*SUPPLIED MATERIAL*
—————

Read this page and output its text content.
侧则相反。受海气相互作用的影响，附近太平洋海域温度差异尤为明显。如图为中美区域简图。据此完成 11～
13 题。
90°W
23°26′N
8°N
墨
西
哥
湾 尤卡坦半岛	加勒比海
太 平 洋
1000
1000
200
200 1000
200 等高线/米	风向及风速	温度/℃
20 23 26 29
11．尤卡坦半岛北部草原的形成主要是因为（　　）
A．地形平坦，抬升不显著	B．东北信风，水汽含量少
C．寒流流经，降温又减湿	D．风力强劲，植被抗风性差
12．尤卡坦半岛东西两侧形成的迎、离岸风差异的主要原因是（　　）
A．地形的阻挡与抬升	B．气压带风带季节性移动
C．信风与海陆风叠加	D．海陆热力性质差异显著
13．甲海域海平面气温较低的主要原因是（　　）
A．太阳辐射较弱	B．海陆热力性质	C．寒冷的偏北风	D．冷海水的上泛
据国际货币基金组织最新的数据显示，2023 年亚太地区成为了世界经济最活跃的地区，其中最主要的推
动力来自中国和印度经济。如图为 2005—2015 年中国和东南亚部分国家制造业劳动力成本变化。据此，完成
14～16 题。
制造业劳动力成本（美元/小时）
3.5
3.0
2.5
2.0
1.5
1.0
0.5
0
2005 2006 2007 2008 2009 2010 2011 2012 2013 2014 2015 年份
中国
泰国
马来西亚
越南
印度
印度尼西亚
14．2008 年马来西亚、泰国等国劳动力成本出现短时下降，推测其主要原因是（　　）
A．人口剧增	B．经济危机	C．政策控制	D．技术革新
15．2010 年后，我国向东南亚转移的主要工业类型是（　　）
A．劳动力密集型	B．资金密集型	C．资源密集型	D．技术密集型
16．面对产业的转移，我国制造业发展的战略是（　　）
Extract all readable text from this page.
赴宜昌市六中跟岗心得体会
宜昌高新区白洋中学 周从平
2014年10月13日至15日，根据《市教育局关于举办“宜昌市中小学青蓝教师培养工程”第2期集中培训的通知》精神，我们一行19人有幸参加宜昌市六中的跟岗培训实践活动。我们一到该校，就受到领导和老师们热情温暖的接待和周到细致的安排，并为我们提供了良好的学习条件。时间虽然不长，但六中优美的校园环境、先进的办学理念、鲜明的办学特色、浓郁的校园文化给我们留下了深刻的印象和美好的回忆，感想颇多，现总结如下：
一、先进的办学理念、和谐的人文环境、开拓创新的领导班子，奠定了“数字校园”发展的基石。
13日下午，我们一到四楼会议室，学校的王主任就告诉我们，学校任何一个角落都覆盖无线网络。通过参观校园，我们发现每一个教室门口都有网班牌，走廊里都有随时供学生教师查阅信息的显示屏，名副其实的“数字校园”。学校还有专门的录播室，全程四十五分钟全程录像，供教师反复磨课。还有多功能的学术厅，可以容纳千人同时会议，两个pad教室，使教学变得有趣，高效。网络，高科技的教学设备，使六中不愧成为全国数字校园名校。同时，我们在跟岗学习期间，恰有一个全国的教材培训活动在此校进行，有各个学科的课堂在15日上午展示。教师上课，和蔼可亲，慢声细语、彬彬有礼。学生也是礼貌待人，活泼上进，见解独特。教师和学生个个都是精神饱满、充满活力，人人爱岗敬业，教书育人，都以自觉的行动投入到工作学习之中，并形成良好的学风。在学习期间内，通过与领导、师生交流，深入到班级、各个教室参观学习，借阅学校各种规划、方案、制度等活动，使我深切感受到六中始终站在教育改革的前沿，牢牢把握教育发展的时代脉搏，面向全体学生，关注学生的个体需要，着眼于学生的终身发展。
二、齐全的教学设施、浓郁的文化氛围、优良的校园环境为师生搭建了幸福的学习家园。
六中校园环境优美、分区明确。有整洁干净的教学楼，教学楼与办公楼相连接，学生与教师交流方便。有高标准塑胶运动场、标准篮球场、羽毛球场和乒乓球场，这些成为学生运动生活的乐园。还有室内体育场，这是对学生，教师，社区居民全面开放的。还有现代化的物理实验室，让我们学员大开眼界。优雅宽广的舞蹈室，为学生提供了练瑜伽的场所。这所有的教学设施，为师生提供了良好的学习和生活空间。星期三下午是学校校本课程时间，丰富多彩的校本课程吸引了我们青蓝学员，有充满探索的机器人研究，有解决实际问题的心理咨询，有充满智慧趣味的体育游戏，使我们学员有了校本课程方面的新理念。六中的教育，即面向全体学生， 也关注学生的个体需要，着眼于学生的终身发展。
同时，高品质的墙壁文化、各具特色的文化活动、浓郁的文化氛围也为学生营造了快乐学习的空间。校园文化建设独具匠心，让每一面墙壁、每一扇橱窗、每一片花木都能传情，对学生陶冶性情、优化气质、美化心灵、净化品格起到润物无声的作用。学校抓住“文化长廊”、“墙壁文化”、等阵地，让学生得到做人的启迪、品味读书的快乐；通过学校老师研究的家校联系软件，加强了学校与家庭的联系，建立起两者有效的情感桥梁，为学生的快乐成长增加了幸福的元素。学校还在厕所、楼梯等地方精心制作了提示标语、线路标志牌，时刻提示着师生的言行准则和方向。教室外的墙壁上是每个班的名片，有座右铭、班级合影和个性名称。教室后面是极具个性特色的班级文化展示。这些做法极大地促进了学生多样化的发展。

—————

*GIVEN REQUEST*
List every line above that contains the word "先进的办学理念".

*EXERCISE RESULT*
2014年10月13日至15日，根据《市教育局关于举办“宜昌市中小学青蓝教师培养工程”第2期集中培训的通知》精神，我们一行19人有幸参加宜昌市六中的跟岗培训实践活动。我们一到该校，就受到领导和老师们热情温暖的接待和周到细致的安排，并为我们提供了良好的学习条件。时间虽然不长，但六中优美的校园环境、先进的办学理念、鲜明的办学特色、浓郁的校园文化给我们留下了深刻的印象和美好的回忆，感想颇多，现总结如下：
一、先进的办学理念、和谐的人文环境、开拓创新的领导班子，奠定了“数字校园”发展的基石。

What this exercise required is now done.